(Records from a collection of figures)
^^^^
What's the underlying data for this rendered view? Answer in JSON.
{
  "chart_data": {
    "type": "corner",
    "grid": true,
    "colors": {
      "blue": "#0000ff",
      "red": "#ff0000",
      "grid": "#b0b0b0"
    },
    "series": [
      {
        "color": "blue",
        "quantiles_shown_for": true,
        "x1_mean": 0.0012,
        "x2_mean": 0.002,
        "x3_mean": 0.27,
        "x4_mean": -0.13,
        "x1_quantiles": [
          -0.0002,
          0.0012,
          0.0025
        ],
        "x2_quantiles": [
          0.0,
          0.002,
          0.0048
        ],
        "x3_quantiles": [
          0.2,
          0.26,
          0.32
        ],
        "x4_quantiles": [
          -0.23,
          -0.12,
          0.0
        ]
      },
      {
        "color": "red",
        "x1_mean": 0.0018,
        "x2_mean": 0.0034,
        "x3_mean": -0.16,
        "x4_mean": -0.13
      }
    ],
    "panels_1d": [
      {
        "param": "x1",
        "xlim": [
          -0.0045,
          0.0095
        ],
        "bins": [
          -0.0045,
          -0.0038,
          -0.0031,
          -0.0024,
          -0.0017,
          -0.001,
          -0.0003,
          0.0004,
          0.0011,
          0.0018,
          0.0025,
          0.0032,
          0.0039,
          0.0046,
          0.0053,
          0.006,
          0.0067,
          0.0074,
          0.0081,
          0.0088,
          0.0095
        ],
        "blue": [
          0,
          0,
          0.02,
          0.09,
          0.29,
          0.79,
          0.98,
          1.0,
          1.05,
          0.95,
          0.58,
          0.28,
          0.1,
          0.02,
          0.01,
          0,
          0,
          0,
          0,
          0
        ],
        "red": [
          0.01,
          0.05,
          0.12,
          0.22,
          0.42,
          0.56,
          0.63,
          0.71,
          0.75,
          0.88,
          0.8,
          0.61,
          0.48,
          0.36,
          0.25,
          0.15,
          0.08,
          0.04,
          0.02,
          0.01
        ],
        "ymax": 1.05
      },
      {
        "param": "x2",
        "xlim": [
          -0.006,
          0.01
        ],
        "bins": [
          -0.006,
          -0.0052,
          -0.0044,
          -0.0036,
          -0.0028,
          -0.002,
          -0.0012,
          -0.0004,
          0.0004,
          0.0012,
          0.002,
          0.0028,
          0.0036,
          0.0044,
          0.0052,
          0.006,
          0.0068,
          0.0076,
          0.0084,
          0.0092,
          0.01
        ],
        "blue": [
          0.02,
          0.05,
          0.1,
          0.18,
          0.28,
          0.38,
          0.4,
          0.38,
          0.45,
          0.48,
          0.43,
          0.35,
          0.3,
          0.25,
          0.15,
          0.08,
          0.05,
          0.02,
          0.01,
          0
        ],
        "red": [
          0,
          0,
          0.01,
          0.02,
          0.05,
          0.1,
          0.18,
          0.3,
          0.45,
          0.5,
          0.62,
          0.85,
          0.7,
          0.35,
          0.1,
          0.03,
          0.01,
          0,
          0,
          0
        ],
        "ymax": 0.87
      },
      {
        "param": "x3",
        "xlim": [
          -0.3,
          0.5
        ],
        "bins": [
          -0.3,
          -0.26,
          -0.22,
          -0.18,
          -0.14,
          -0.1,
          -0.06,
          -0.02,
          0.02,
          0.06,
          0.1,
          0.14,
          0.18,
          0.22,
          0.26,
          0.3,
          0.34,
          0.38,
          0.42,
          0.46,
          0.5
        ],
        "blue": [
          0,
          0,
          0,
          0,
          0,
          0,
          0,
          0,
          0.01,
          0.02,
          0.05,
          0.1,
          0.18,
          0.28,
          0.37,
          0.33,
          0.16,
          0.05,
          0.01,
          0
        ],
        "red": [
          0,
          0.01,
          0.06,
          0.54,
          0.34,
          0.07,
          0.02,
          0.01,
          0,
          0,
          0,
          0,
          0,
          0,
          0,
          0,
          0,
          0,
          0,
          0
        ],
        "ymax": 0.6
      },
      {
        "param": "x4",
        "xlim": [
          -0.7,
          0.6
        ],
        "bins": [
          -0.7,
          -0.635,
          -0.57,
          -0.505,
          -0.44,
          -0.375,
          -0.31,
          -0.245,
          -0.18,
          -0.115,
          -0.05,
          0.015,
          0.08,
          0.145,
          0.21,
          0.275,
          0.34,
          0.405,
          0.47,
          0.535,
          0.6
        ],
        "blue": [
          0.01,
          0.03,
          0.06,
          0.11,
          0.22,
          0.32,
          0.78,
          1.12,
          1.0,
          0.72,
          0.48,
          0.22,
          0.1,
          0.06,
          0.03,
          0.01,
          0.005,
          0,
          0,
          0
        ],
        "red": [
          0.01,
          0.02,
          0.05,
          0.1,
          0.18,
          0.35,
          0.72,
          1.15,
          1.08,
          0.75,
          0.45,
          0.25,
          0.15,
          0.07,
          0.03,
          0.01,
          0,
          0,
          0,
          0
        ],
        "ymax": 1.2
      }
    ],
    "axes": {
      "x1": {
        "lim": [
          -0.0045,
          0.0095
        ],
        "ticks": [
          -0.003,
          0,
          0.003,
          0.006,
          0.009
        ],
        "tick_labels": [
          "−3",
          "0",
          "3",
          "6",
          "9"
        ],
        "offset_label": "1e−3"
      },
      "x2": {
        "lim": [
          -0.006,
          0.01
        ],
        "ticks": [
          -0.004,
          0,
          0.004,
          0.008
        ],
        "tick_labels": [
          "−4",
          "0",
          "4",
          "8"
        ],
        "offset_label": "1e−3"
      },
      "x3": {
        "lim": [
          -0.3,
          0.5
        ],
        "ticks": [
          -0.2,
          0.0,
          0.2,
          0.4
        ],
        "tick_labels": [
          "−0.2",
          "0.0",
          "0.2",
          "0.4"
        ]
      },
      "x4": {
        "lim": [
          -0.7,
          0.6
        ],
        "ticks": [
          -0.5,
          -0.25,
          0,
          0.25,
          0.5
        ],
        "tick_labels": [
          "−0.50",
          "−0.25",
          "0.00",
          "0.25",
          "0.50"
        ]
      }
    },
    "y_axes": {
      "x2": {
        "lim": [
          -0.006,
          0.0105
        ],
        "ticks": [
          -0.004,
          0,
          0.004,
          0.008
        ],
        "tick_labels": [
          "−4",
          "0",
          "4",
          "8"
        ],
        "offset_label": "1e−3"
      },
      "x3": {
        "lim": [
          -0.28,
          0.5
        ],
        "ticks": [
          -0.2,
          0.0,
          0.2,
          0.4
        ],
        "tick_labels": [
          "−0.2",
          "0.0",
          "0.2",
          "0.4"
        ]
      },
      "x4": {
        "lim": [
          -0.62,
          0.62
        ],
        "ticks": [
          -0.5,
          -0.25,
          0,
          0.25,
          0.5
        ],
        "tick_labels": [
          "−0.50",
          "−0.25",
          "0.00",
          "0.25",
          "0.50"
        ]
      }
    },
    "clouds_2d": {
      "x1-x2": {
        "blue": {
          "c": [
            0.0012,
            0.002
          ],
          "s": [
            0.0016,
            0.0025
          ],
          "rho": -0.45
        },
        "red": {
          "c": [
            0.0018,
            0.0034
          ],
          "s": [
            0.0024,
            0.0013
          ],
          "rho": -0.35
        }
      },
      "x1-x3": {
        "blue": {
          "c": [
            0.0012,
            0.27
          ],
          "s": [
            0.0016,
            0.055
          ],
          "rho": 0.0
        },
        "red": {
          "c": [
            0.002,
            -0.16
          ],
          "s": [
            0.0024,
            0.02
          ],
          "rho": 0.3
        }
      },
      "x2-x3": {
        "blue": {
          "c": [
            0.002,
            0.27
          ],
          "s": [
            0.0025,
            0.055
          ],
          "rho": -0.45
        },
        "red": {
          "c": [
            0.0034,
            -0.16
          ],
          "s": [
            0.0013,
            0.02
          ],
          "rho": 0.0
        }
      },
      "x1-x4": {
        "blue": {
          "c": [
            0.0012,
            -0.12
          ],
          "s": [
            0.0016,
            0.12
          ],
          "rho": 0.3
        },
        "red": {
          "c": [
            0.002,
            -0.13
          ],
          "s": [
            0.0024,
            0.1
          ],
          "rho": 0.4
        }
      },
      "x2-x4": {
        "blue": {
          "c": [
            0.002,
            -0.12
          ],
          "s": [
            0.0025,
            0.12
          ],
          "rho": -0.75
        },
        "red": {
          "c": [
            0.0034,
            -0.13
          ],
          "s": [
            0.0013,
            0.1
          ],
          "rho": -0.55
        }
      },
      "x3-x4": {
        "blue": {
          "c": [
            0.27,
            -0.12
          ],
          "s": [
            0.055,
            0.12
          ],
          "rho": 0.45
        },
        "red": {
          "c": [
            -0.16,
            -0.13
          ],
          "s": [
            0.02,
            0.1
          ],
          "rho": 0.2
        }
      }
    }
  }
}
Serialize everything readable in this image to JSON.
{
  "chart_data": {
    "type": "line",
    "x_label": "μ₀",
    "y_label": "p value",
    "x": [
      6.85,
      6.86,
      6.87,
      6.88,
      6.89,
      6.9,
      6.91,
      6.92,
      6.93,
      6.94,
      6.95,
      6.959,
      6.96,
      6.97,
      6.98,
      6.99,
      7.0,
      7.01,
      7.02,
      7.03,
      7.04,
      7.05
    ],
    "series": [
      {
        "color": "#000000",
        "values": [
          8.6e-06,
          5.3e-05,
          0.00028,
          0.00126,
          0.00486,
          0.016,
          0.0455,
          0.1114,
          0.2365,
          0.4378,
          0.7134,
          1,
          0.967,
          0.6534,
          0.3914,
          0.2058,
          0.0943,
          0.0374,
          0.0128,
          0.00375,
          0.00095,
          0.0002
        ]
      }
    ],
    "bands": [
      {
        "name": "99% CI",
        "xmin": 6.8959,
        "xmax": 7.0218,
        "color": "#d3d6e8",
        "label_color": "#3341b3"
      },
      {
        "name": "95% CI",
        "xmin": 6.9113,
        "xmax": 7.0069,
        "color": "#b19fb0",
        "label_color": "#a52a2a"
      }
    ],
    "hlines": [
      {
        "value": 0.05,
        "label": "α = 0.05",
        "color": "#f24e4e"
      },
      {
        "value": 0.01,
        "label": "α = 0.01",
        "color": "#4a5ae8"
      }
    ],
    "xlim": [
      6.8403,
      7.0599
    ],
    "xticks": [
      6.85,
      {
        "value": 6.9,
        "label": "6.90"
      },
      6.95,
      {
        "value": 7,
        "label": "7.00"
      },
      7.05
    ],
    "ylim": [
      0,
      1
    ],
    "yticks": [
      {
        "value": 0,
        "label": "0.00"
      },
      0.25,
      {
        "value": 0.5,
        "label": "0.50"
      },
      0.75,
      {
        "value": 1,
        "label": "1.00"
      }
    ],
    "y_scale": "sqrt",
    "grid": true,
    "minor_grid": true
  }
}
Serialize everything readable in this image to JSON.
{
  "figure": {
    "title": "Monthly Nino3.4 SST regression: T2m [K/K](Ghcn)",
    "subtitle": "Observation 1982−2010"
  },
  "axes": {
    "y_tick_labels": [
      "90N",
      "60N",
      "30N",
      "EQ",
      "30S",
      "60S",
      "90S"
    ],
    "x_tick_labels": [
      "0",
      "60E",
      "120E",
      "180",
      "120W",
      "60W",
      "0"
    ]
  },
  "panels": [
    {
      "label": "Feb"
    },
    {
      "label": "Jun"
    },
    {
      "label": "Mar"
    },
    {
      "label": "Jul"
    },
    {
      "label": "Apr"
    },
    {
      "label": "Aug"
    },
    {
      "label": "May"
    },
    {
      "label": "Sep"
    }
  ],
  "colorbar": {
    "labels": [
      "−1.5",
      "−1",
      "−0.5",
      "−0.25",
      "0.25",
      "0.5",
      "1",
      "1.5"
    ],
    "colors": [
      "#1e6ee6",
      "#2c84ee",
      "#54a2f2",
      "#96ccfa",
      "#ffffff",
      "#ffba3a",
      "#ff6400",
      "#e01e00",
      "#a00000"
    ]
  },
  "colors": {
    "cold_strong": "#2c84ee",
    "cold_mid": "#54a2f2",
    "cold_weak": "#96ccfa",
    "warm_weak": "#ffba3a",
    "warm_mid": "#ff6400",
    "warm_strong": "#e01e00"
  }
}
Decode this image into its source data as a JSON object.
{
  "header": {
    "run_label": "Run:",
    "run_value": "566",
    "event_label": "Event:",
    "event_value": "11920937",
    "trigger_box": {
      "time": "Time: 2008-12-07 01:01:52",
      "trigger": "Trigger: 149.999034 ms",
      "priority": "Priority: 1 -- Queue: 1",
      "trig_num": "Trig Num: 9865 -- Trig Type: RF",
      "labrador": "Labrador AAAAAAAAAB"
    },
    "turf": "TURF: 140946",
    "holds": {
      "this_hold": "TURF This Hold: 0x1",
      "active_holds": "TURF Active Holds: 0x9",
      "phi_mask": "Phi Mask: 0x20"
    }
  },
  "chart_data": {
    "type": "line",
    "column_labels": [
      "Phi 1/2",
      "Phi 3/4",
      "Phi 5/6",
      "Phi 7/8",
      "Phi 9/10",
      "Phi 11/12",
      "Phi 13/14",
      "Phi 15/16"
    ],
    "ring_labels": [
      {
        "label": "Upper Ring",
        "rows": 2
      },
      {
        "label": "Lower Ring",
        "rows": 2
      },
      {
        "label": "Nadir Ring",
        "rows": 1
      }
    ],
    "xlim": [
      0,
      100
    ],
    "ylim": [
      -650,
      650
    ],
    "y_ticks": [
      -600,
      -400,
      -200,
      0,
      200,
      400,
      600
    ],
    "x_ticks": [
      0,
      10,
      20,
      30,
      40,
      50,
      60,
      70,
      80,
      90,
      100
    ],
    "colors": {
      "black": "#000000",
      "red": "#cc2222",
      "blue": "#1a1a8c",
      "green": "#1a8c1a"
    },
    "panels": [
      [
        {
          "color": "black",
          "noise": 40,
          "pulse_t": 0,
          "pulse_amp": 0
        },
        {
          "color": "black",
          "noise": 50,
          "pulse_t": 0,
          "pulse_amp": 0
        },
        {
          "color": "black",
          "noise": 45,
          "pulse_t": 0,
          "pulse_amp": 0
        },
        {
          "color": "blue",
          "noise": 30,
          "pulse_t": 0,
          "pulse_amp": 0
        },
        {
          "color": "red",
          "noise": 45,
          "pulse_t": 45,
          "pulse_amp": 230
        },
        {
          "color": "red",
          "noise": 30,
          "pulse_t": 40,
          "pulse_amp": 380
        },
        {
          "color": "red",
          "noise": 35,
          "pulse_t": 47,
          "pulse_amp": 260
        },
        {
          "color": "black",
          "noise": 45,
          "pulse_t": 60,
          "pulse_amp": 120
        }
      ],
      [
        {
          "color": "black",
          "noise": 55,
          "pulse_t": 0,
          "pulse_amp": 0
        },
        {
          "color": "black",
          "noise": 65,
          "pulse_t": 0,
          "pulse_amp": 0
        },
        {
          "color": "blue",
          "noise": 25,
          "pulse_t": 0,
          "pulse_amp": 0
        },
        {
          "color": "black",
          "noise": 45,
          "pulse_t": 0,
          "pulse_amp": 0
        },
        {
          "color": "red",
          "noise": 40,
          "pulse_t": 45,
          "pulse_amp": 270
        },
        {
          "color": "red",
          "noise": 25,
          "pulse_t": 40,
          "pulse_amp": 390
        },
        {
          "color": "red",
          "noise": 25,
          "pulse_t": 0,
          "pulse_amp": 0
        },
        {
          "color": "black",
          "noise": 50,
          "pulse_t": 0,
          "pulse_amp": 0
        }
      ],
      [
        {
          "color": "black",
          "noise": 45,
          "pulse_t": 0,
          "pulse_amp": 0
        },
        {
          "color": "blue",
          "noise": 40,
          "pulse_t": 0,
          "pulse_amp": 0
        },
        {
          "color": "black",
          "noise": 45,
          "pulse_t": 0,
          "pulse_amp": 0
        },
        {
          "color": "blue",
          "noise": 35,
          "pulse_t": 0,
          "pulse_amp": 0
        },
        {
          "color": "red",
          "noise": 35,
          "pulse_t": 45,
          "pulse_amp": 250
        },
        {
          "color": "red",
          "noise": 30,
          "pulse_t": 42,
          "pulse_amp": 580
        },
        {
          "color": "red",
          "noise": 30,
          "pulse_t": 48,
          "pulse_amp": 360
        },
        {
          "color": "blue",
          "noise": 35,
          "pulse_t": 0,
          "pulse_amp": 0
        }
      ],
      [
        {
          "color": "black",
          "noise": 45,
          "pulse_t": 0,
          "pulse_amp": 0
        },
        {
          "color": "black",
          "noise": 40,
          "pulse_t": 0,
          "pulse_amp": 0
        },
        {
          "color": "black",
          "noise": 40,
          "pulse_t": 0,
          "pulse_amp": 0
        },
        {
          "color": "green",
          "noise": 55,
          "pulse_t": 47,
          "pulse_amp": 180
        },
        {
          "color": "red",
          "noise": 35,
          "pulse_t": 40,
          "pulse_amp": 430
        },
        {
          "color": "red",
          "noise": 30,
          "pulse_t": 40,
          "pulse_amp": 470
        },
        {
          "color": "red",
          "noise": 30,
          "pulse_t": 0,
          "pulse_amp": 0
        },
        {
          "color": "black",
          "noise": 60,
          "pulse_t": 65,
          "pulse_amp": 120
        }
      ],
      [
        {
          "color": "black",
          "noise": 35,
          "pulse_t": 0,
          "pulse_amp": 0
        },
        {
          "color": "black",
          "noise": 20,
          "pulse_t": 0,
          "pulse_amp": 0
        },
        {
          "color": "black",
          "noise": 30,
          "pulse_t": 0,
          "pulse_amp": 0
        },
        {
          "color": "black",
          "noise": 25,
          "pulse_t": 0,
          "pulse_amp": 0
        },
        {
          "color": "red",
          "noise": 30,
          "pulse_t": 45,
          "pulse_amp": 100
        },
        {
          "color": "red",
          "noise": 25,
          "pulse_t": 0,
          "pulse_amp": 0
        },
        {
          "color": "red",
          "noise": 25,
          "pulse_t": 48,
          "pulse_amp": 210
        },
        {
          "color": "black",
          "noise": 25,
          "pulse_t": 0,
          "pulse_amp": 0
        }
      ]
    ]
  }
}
^^^^
- Written instruction: Pull every line containing "TURF" from the data.

- Result of this task:
    "turf": "TURF: 140946",
      "this_hold": "TURF This Hold: 0x1",
      "active_holds": "TURF Active Holds: 0x9",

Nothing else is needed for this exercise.